>> start
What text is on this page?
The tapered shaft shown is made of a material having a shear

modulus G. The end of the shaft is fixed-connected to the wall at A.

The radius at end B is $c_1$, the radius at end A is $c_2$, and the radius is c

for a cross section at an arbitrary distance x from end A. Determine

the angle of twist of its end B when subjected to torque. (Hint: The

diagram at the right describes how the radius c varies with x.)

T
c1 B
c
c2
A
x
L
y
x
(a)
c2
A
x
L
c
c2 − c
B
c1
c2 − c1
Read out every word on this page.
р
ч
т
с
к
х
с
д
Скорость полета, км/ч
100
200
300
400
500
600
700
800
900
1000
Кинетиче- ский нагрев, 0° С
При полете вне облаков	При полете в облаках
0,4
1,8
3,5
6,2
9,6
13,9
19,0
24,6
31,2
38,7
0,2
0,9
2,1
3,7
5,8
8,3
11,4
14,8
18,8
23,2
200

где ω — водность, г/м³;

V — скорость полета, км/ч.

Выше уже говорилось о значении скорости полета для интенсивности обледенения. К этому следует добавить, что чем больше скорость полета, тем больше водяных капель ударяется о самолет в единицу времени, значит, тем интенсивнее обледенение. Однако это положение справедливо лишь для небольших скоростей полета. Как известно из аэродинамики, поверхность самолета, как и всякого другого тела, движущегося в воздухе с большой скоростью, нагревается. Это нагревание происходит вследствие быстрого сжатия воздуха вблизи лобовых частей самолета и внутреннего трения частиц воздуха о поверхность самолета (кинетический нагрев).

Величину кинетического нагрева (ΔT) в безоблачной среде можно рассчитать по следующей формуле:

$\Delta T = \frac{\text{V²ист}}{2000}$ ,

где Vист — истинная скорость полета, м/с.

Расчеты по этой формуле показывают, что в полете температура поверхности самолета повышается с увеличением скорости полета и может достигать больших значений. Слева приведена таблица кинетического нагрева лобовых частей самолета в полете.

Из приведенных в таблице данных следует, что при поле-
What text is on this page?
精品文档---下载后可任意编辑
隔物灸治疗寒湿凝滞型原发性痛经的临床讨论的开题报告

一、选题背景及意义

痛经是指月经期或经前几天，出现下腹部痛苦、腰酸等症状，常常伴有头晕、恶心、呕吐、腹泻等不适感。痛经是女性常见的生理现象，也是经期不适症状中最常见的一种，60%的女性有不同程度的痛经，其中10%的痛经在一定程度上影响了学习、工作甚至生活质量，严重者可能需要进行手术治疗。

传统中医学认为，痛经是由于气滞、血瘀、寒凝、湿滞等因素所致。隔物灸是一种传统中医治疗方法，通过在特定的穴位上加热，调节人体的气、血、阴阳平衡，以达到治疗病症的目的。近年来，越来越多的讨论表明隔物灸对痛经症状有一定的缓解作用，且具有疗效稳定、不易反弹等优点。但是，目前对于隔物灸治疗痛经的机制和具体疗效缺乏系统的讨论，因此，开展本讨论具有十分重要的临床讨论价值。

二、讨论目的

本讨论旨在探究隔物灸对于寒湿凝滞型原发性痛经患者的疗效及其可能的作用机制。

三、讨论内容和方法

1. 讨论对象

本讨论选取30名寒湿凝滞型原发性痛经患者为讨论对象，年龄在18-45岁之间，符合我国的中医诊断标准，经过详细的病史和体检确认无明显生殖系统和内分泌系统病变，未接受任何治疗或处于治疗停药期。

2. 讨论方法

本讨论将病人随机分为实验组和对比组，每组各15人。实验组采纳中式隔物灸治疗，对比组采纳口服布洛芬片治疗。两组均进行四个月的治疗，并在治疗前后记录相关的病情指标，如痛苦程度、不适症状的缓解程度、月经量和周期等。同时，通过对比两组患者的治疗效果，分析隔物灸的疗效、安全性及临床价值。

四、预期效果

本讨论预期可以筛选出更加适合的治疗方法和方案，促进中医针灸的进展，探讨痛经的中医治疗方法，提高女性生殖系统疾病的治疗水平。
>> end
### WHAT YOU NEED TO DO
Faithfully reproduce all of the records, character for character.

### WORKED ANSWER
What text is on this page?
The tapered shaft shown is made of a material having a shear

modulus G. The end of the shaft is fixed-connected to the wall at A.

The radius at end B is $c_1$, the radius at end A is $c_2$, and the radius is c

for a cross section at an arbitrary distance x from end A. Determine

the angle of twist of its end B when subjected to torque. (Hint: The

diagram at the right describes how the radius c varies with x.)

T
c1 B
c
c2
A
x
L
y
x
(a)
c2
A
x
L
c
c2 − c
B
c1
c2 − c1
Read out every word on this page.
р
ч
т
с
к
х
с
д
Скорость полета, км/ч
100
200
300
400
500
600
700
800
900
1000
Кинетиче- ский нагрев, 0° С
При полете вне облаков	При полете в облаках
0,4
1,8
3,5
6,2
9,6
13,9
19,0
24,6
31,2
38,7
0,2
0,9
2,1
3,7
5,8
8,3
11,4
14,8
18,8
23,2
200

где ω — водность, г/м³;

V — скорость полета, км/ч.

Выше уже говорилось о значении скорости полета для интенсивности обледенения. К этому следует добавить, что чем больше скорость полета, тем больше водяных капель ударяется о самолет в единицу времени, значит, тем интенсивнее обледенение. Однако это положение справедливо лишь для небольших скоростей полета. Как известно из аэродинамики, поверхность самолета, как и всякого другого тела, движущегося в воздухе с большой скоростью, нагревается. Это нагревание происходит вследствие быстрого сжатия воздуха вблизи лобовых частей самолета и внутреннего трения частиц воздуха о поверхность самолета (кинетический нагрев).

Величину кинетического нагрева (ΔT) в безоблачной среде можно рассчитать по следующей формуле:

$\Delta T = \frac{\text{V²ист}}{2000}$ ,

где Vист — истинная скорость полета, м/с.

Расчеты по этой формуле показывают, что в полете температура поверхности самолета повышается с увеличением скорости полета и может достигать больших значений. Слева приведена таблица кинетического нагрева лобовых частей самолета в полете.

Из приведенных в таблице данных следует, что при поле-
What text is on this page?
精品文档---下载后可任意编辑
隔物灸治疗寒湿凝滞型原发性痛经的临床讨论的开题报告

一、选题背景及意义

痛经是指月经期或经前几天，出现下腹部痛苦、腰酸等症状，常常伴有头晕、恶心、呕吐、腹泻等不适感。痛经是女性常见的生理现象，也是经期不适症状中最常见的一种，60%的女性有不同程度的痛经，其中10%的痛经在一定程度上影响了学习、工作甚至生活质量，严重者可能需要进行手术治疗。

传统中医学认为，痛经是由于气滞、血瘀、寒凝、湿滞等因素所致。隔物灸是一种传统中医治疗方法，通过在特定的穴位上加热，调节人体的气、血、阴阳平衡，以达到治疗病症的目的。近年来，越来越多的讨论表明隔物灸对痛经症状有一定的缓解作用，且具有疗效稳定、不易反弹等优点。但是，目前对于隔物灸治疗痛经的机制和具体疗效缺乏系统的讨论，因此，开展本讨论具有十分重要的临床讨论价值。

二、讨论目的

本讨论旨在探究隔物灸对于寒湿凝滞型原发性痛经患者的疗效及其可能的作用机制。

三、讨论内容和方法

1. 讨论对象

本讨论选取30名寒湿凝滞型原发性痛经患者为讨论对象，年龄在18-45岁之间，符合我国的中医诊断标准，经过详细的病史和体检确认无明显生殖系统和内分泌系统病变，未接受任何治疗或处于治疗停药期。

2. 讨论方法

本讨论将病人随机分为实验组和对比组，每组各15人。实验组采纳中式隔物灸治疗，对比组采纳口服布洛芬片治疗。两组均进行四个月的治疗，并在治疗前后记录相关的病情指标，如痛苦程度、不适症状的缓解程度、月经量和周期等。同时，通过对比两组患者的治疗效果，分析隔物灸的疗效、安全性及临床价值。

四、预期效果

本讨论预期可以筛选出更加适合的治疗方法和方案，促进中医针灸的进展，探讨痛经的中医治疗方法，提高女性生殖系统疾病的治疗水平。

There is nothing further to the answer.